** YOUR TASK **
Faithfully return all lines, omitting every embedded picture.

BEGIN INFORMATION PROVIDED

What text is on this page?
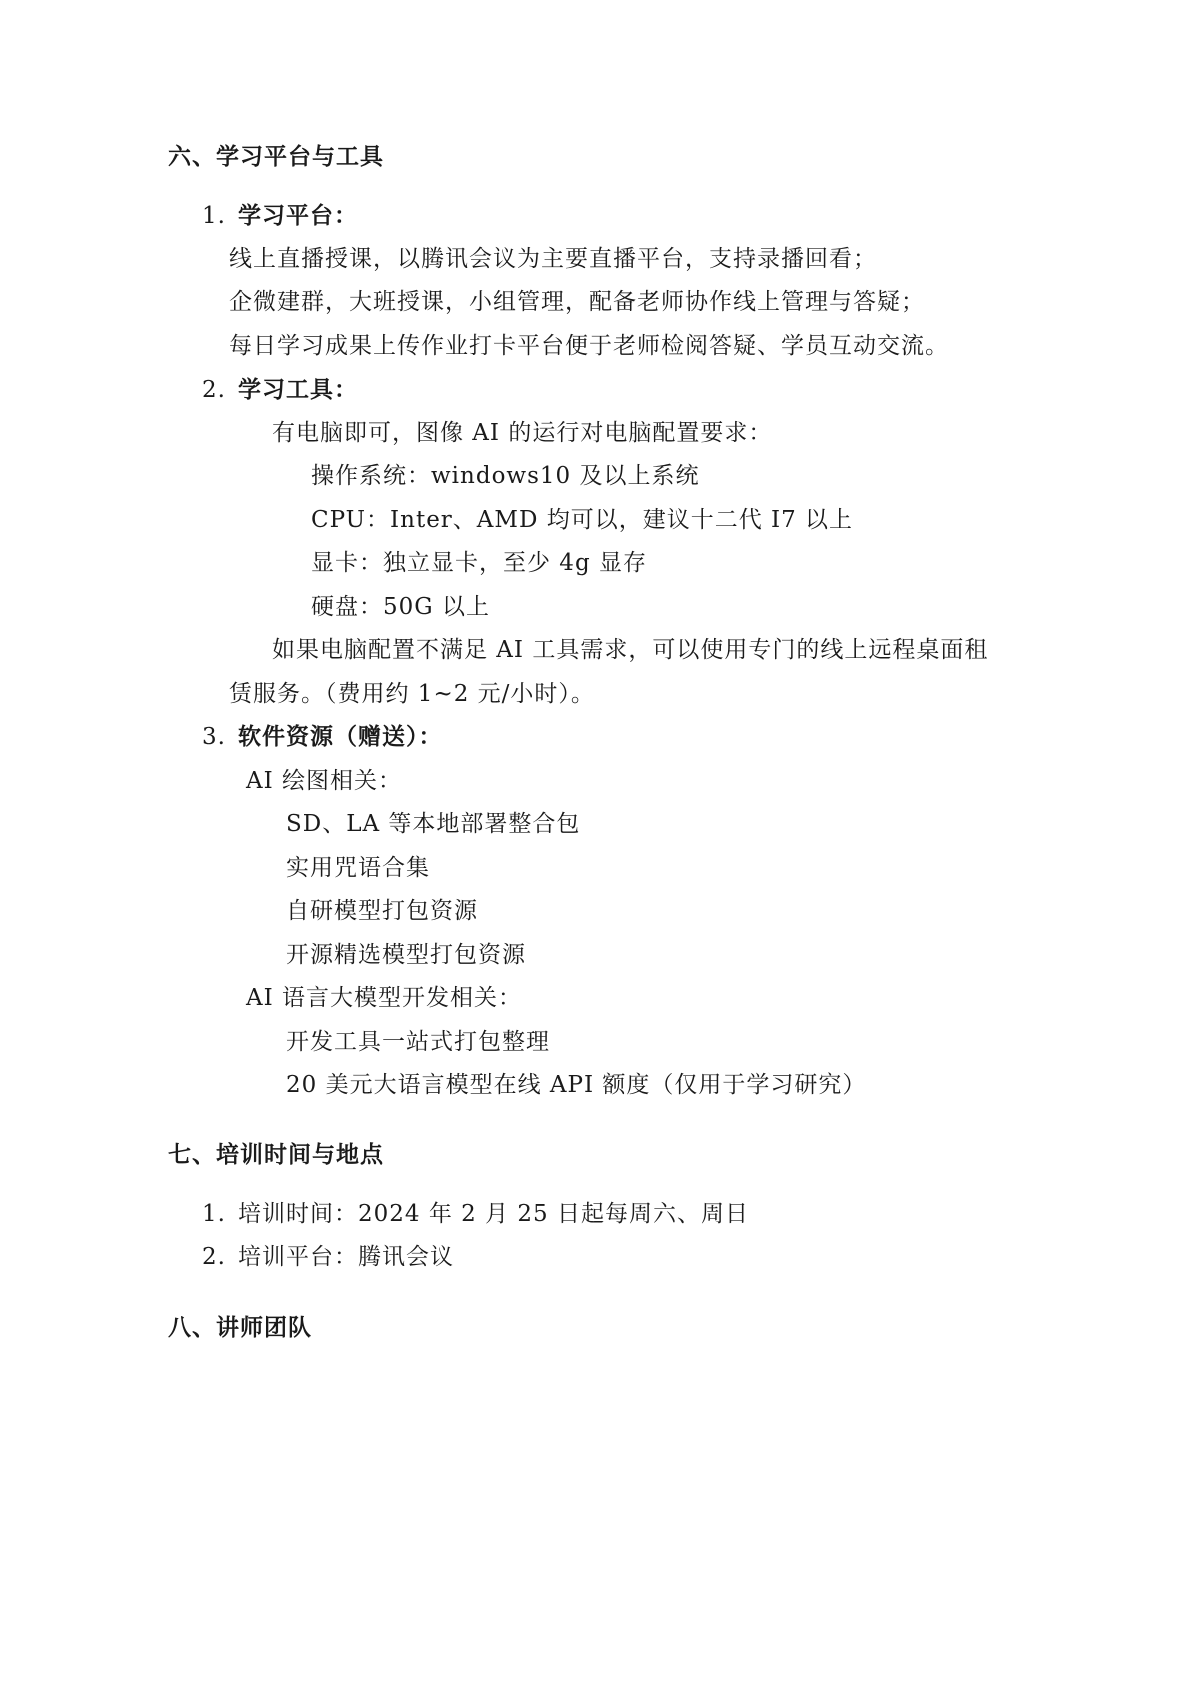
六、学习平台与工具
1. 学习平台：
线上直播授课，以腾讯会议为主要直播平台，支持录播回看；
企微建群，大班授课，小组管理，配备老师协作线上管理与答疑；
每日学习成果上传作业打卡平台便于老师检阅答疑、学员互动交流。
2. 学习工具：
有电脑即可，图像 AI 的运行对电脑配置要求：
操作系统：windows10 及以上系统
CPU：Inter、AMD 均可以，建议十二代 I7 以上
显卡：独立显卡，至少 4g 显存
硬盘：50G 以上
如果电脑配置不满足 AI 工具需求，可以使用专门的线上远程桌面租
赁服务。（费用约 1~2 元/小时）。
3. 软件资源（赠送）：
AI 绘图相关：
SD、LA 等本地部署整合包
实用咒语合集
自研模型打包资源
开源精选模型打包资源
AI 语言大模型开发相关：
开发工具一站式打包整理
20 美元大语言模型在线 API 额度（仅用于学习研究）
七、培训时间与地点
1. 培训时间：2024 年 2 月 25 日起每周六、周日
2. 培训平台：腾讯会议
八、讲师团队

END INFORMATION PROVIDED

** OUTPUT OF THE EXERCISE **
What text is on this page?
六、学习平台与工具
1. 学习平台：
线上直播授课，以腾讯会议为主要直播平台，支持录播回看；
企微建群，大班授课，小组管理，配备老师协作线上管理与答疑；
每日学习成果上传作业打卡平台便于老师检阅答疑、学员互动交流。
2. 学习工具：
有电脑即可，图像 AI 的运行对电脑配置要求：
操作系统：windows10 及以上系统
CPU：Inter、AMD 均可以，建议十二代 I7 以上
显卡：独立显卡，至少 4g 显存
硬盘：50G 以上
如果电脑配置不满足 AI 工具需求，可以使用专门的线上远程桌面租
赁服务。（费用约 1~2 元/小时）。
3. 软件资源（赠送）：
AI 绘图相关：
SD、LA 等本地部署整合包
实用咒语合集
自研模型打包资源
开源精选模型打包资源
AI 语言大模型开发相关：
开发工具一站式打包整理
20 美元大语言模型在线 API 额度（仅用于学习研究）
七、培训时间与地点
1. 培训时间：2024 年 2 月 25 日起每周六、周日
2. 培训平台：腾讯会议
八、讲师团队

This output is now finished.